Prompt — Transcribe the material word for word, but without the images.

□ □ □

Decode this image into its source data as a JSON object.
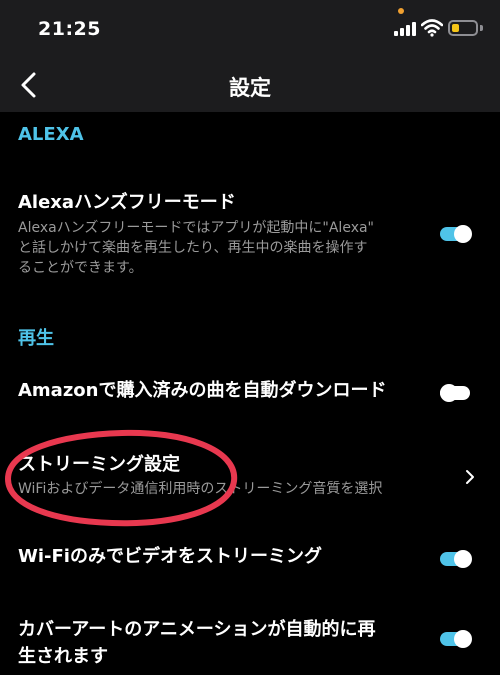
{
  "status_bar": {
    "time": "21:25",
    "icons": [
      "signal-icon",
      "wifi-icon",
      "battery-icon"
    ],
    "battery_level": 0.3
  },
  "nav": {
    "title": "設定",
    "back_icon": "chevron-left-icon"
  },
  "sections": {
    "alexa": {
      "header": "ALEXA",
      "handsfree": {
        "title": "Alexaハンズフリーモード",
        "subtitle_lines": [
          "Alexaハンズフリーモードではアプリが起動中に\"Alexa\"",
          "と話しかけて楽曲を再生したり、再生中の楽曲を操作す",
          "ることができます。"
        ],
        "enabled": true
      }
    },
    "playback": {
      "header": "再生",
      "auto_download": {
        "title": "Amazonで購入済みの曲を自動ダウンロード",
        "enabled": false
      },
      "streaming": {
        "title": "ストリーミング設定",
        "subtitle": "WiFiおよびデータ通信利用時のストリーミング音質を選択"
      },
      "wifi_video": {
        "title": "Wi-Fiのみでビデオをストリーミング",
        "enabled": true
      },
      "cover_art": {
        "title_lines": [
          "カバーアートのアニメーションが自動的に再",
          "生されます"
        ],
        "enabled": true
      }
    }
  },
  "colors": {
    "accent": "#4fc3e8",
    "highlight": "#e8384f",
    "background": "#000000",
    "bar_background": "#1c1c1e"
  }
}
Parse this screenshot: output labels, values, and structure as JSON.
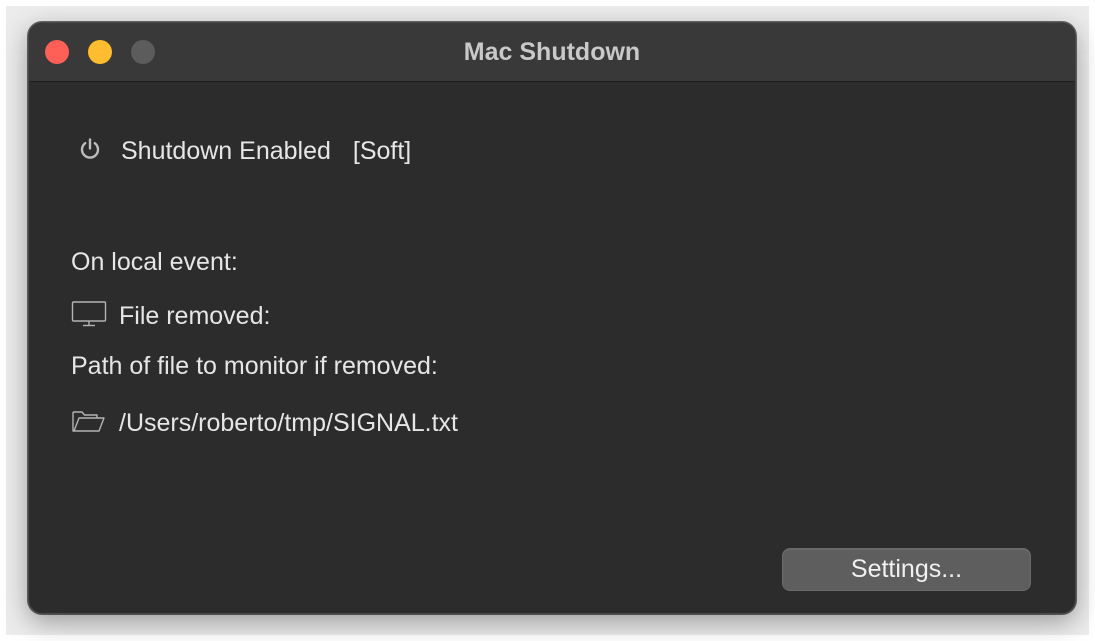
{
  "window": {
    "title": "Mac Shutdown"
  },
  "status": {
    "icon": "power-icon",
    "label": "Shutdown Enabled",
    "mode": "[Soft]"
  },
  "local_event": {
    "heading": "On local event:",
    "trigger_icon": "monitor-icon",
    "trigger_label": "File removed:",
    "path_label": "Path of file to monitor if removed:",
    "path_icon": "folder-open-icon",
    "path_value": "/Users/roberto/tmp/SIGNAL.txt"
  },
  "footer": {
    "settings_label": "Settings..."
  },
  "colors": {
    "close": "#fe5f57",
    "minimize": "#febc2e",
    "zoom_inactive": "#5c5c5c",
    "window_bg": "#2c2c2c",
    "titlebar_bg": "#393939"
  }
}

□ □ □

Solution to this task —
Decode this image into its source data as a JSON object.
{
  "status_bar": {
    "time": "21:25",
    "icons": [
      "signal-icon",
      "wifi-icon",
      "battery-icon"
    ],
    "battery_level": 0.3
  },
  "nav": {
    "title": "設定",
    "back_icon": "chevron-left-icon"
  },
  "sections": {
    "alexa": {
      "header": "ALEXA",
      "handsfree": {
        "title": "Alexaハンズフリーモード",
        "subtitle_lines": [
          "Alexaハンズフリーモードではアプリが起動中に\"Alexa\"",
          "と話しかけて楽曲を再生したり、再生中の楽曲を操作す",
          "ることができます。"
        ],
        "enabled": true
      }
    },
    "playback": {
      "header": "再生",
      "auto_download": {
        "title": "Amazonで購入済みの曲を自動ダウンロード",
        "enabled": false
      },
      "streaming": {
        "title": "ストリーミング設定",
        "subtitle": "WiFiおよびデータ通信利用時のストリーミング音質を選択"
      },
      "wifi_video": {
        "title": "Wi-Fiのみでビデオをストリーミング",
        "enabled": true
      },
      "cover_art": {
        "title_lines": [
          "カバーアートのアニメーションが自動的に再",
          "生されます"
        ],
        "enabled": true
      }
    }
  },
  "colors": {
    "accent": "#4fc3e8",
    "highlight": "#e8384f",
    "background": "#000000",
    "bar_background": "#1c1c1e"
  }
}
Parse this screenshot: output labels, values, and structure as JSON.
{
  "window": {
    "title": "Mac Shutdown"
  },
  "status": {
    "icon": "power-icon",
    "label": "Shutdown Enabled",
    "mode": "[Soft]"
  },
  "local_event": {
    "heading": "On local event:",
    "trigger_icon": "monitor-icon",
    "trigger_label": "File removed:",
    "path_label": "Path of file to monitor if removed:",
    "path_icon": "folder-open-icon",
    "path_value": "/Users/roberto/tmp/SIGNAL.txt"
  },
  "footer": {
    "settings_label": "Settings..."
  },
  "colors": {
    "close": "#fe5f57",
    "minimize": "#febc2e",
    "zoom_inactive": "#5c5c5c",
    "window_bg": "#2c2c2c",
    "titlebar_bg": "#393939"
  }
}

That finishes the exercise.